> Listing
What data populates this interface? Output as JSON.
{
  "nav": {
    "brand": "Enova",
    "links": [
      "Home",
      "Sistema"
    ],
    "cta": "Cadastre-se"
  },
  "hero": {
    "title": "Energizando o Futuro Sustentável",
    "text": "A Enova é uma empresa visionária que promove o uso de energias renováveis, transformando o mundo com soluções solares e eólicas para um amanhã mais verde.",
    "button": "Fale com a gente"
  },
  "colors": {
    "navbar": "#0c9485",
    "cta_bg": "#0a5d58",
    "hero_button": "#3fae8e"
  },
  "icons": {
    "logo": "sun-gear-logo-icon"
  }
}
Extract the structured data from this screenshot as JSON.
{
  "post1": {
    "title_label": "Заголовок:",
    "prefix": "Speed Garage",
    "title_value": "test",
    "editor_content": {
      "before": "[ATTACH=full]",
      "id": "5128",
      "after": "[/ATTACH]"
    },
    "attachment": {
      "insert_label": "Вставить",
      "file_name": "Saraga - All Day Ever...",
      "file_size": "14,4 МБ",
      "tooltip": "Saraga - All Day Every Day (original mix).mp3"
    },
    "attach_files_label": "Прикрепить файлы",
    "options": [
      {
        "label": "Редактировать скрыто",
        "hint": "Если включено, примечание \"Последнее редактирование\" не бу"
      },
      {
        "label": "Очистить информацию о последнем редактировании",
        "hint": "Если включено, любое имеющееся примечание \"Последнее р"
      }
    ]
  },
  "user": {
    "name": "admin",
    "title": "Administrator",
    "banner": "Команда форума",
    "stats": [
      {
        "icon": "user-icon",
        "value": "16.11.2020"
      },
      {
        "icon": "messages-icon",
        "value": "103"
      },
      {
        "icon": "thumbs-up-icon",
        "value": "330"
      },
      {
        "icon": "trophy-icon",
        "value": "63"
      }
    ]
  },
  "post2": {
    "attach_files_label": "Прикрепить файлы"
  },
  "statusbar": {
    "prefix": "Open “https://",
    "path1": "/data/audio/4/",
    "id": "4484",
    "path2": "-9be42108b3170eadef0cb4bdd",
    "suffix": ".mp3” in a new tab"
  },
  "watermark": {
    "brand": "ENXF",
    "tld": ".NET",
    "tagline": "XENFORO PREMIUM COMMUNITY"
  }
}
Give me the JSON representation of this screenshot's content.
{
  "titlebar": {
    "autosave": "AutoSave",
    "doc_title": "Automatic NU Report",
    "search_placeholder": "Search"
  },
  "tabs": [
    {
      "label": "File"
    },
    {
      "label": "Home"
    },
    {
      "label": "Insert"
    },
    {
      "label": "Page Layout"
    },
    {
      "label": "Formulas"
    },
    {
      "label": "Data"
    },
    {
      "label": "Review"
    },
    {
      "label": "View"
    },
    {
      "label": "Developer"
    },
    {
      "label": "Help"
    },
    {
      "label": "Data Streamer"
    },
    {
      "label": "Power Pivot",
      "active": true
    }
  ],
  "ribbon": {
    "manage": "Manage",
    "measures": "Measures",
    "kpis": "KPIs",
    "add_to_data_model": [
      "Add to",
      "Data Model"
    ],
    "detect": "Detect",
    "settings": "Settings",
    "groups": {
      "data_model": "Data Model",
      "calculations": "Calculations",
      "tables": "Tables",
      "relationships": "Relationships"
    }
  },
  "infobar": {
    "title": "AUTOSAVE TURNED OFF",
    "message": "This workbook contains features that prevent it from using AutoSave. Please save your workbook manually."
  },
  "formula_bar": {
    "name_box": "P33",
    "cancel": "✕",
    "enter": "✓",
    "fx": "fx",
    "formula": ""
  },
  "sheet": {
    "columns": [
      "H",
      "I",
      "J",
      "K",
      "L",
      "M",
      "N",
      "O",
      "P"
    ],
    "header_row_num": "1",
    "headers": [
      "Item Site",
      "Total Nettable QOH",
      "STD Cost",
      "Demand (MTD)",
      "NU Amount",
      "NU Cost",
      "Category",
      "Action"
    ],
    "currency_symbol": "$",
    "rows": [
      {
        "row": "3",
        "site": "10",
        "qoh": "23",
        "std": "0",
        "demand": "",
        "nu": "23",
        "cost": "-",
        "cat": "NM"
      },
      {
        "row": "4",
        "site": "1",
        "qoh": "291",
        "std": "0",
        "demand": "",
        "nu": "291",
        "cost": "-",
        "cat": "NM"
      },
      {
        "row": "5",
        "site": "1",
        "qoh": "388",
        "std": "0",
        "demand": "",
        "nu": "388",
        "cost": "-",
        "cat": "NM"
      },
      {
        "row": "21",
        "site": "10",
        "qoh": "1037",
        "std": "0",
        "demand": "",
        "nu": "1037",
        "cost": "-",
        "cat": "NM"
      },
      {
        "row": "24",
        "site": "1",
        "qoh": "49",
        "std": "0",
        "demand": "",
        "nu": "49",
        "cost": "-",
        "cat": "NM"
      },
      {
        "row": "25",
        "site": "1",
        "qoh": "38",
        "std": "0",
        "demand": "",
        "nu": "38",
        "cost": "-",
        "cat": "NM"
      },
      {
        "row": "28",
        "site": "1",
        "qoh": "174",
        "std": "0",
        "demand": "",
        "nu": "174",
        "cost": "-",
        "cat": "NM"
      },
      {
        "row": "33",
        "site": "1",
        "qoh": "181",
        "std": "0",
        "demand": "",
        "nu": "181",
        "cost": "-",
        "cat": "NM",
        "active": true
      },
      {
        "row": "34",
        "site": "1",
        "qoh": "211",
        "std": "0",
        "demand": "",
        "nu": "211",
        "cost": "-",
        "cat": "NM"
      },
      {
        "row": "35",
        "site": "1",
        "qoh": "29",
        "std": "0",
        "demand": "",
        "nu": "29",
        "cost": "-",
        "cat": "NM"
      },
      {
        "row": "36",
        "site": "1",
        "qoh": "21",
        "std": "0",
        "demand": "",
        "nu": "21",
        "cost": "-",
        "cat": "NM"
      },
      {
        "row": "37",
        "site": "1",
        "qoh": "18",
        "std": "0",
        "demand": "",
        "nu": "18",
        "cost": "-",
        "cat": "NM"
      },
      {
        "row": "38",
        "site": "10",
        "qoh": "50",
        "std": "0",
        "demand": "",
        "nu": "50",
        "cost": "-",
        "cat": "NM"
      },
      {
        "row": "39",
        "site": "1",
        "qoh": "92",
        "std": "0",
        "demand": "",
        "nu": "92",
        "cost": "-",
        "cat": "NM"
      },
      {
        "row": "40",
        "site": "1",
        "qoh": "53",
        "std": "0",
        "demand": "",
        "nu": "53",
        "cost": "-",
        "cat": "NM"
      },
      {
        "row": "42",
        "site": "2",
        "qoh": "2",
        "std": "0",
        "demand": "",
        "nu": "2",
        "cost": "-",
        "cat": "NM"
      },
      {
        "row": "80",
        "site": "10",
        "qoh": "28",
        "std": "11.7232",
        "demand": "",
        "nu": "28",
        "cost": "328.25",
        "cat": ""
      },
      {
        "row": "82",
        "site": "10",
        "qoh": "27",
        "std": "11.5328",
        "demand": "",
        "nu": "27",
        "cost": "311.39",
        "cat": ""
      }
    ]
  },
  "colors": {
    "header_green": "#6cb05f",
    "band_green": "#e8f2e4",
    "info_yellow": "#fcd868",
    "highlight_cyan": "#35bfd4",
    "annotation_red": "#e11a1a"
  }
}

> What the task requires
Give the listing again, word for word.

> Answer to the problem
What data populates this interface? Output as JSON.
{
  "nav": {
    "brand": "Enova",
    "links": [
      "Home",
      "Sistema"
    ],
    "cta": "Cadastre-se"
  },
  "hero": {
    "title": "Energizando o Futuro Sustentável",
    "text": "A Enova é uma empresa visionária que promove o uso de energias renováveis, transformando o mundo com soluções solares e eólicas para um amanhã mais verde.",
    "button": "Fale com a gente"
  },
  "colors": {
    "navbar": "#0c9485",
    "cta_bg": "#0a5d58",
    "hero_button": "#3fae8e"
  },
  "icons": {
    "logo": "sun-gear-logo-icon"
  }
}
Extract the structured data from this screenshot as JSON.
{
  "post1": {
    "title_label": "Заголовок:",
    "prefix": "Speed Garage",
    "title_value": "test",
    "editor_content": {
      "before": "[ATTACH=full]",
      "id": "5128",
      "after": "[/ATTACH]"
    },
    "attachment": {
      "insert_label": "Вставить",
      "file_name": "Saraga - All Day Ever...",
      "file_size": "14,4 МБ",
      "tooltip": "Saraga - All Day Every Day (original mix).mp3"
    },
    "attach_files_label": "Прикрепить файлы",
    "options": [
      {
        "label": "Редактировать скрыто",
        "hint": "Если включено, примечание \"Последнее редактирование\" не бу"
      },
      {
        "label": "Очистить информацию о последнем редактировании",
        "hint": "Если включено, любое имеющееся примечание \"Последнее р"
      }
    ]
  },
  "user": {
    "name": "admin",
    "title": "Administrator",
    "banner": "Команда форума",
    "stats": [
      {
        "icon": "user-icon",
        "value": "16.11.2020"
      },
      {
        "icon": "messages-icon",
        "value": "103"
      },
      {
        "icon": "thumbs-up-icon",
        "value": "330"
      },
      {
        "icon": "trophy-icon",
        "value": "63"
      }
    ]
  },
  "post2": {
    "attach_files_label": "Прикрепить файлы"
  },
  "statusbar": {
    "prefix": "Open “https://",
    "path1": "/data/audio/4/",
    "id": "4484",
    "path2": "-9be42108b3170eadef0cb4bdd",
    "suffix": ".mp3” in a new tab"
  },
  "watermark": {
    "brand": "ENXF",
    "tld": ".NET",
    "tagline": "XENFORO PREMIUM COMMUNITY"
  }
}
Give me the JSON representation of this screenshot's content.
{
  "titlebar": {
    "autosave": "AutoSave",
    "doc_title": "Automatic NU Report",
    "search_placeholder": "Search"
  },
  "tabs": [
    {
      "label": "File"
    },
    {
      "label": "Home"
    },
    {
      "label": "Insert"
    },
    {
      "label": "Page Layout"
    },
    {
      "label": "Formulas"
    },
    {
      "label": "Data"
    },
    {
      "label": "Review"
    },
    {
      "label": "View"
    },
    {
      "label": "Developer"
    },
    {
      "label": "Help"
    },
    {
      "label": "Data Streamer"
    },
    {
      "label": "Power Pivot",
      "active": true
    }
  ],
  "ribbon": {
    "manage": "Manage",
    "measures": "Measures",
    "kpis": "KPIs",
    "add_to_data_model": [
      "Add to",
      "Data Model"
    ],
    "detect": "Detect",
    "settings": "Settings",
    "groups": {
      "data_model": "Data Model",
      "calculations": "Calculations",
      "tables": "Tables",
      "relationships": "Relationships"
    }
  },
  "infobar": {
    "title": "AUTOSAVE TURNED OFF",
    "message": "This workbook contains features that prevent it from using AutoSave. Please save your workbook manually."
  },
  "formula_bar": {
    "name_box": "P33",
    "cancel": "✕",
    "enter": "✓",
    "fx": "fx",
    "formula": ""
  },
  "sheet": {
    "columns": [
      "H",
      "I",
      "J",
      "K",
      "L",
      "M",
      "N",
      "O",
      "P"
    ],
    "header_row_num": "1",
    "headers": [
      "Item Site",
      "Total Nettable QOH",
      "STD Cost",
      "Demand (MTD)",
      "NU Amount",
      "NU Cost",
      "Category",
      "Action"
    ],
    "currency_symbol": "$",
    "rows": [
      {
        "row": "3",
        "site": "10",
        "qoh": "23",
        "std": "0",
        "demand": "",
        "nu": "23",
        "cost": "-",
        "cat": "NM"
      },
      {
        "row": "4",
        "site": "1",
        "qoh": "291",
        "std": "0",
        "demand": "",
        "nu": "291",
        "cost": "-",
        "cat": "NM"
      },
      {
        "row": "5",
        "site": "1",
        "qoh": "388",
        "std": "0",
        "demand": "",
        "nu": "388",
        "cost": "-",
        "cat": "NM"
      },
      {
        "row": "21",
        "site": "10",
        "qoh": "1037",
        "std": "0",
        "demand": "",
        "nu": "1037",
        "cost": "-",
        "cat": "NM"
      },
      {
        "row": "24",
        "site": "1",
        "qoh": "49",
        "std": "0",
        "demand": "",
        "nu": "49",
        "cost": "-",
        "cat": "NM"
      },
      {
        "row": "25",
        "site": "1",
        "qoh": "38",
        "std": "0",
        "demand": "",
        "nu": "38",
        "cost": "-",
        "cat": "NM"
      },
      {
        "row": "28",
        "site": "1",
        "qoh": "174",
        "std": "0",
        "demand": "",
        "nu": "174",
        "cost": "-",
        "cat": "NM"
      },
      {
        "row": "33",
        "site": "1",
        "qoh": "181",
        "std": "0",
        "demand": "",
        "nu": "181",
        "cost": "-",
        "cat": "NM",
        "active": true
      },
      {
        "row": "34",
        "site": "1",
        "qoh": "211",
        "std": "0",
        "demand": "",
        "nu": "211",
        "cost": "-",
        "cat": "NM"
      },
      {
        "row": "35",
        "site": "1",
        "qoh": "29",
        "std": "0",
        "demand": "",
        "nu": "29",
        "cost": "-",
        "cat": "NM"
      },
      {
        "row": "36",
        "site": "1",
        "qoh": "21",
        "std": "0",
        "demand": "",
        "nu": "21",
        "cost": "-",
        "cat": "NM"
      },
      {
        "row": "37",
        "site": "1",
        "qoh": "18",
        "std": "0",
        "demand": "",
        "nu": "18",
        "cost": "-",
        "cat": "NM"
      },
      {
        "row": "38",
        "site": "10",
        "qoh": "50",
        "std": "0",
        "demand": "",
        "nu": "50",
        "cost": "-",
        "cat": "NM"
      },
      {
        "row": "39",
        "site": "1",
        "qoh": "92",
        "std": "0",
        "demand": "",
        "nu": "92",
        "cost": "-",
        "cat": "NM"
      },
      {
        "row": "40",
        "site": "1",
        "qoh": "53",
        "std": "0",
        "demand": "",
        "nu": "53",
        "cost": "-",
        "cat": "NM"
      },
      {
        "row": "42",
        "site": "2",
        "qoh": "2",
        "std": "0",
        "demand": "",
        "nu": "2",
        "cost": "-",
        "cat": "NM"
      },
      {
        "row": "80",
        "site": "10",
        "qoh": "28",
        "std": "11.7232",
        "demand": "",
        "nu": "28",
        "cost": "328.25",
        "cat": ""
      },
      {
        "row": "82",
        "site": "10",
        "qoh": "27",
        "std": "11.5328",
        "demand": "",
        "nu": "27",
        "cost": "311.39",
        "cat": ""
      }
    ]
  },
  "colors": {
    "header_green": "#6cb05f",
    "band_green": "#e8f2e4",
    "info_yellow": "#fcd868",
    "highlight_cyan": "#35bfd4",
    "annotation_red": "#e11a1a"
  }
}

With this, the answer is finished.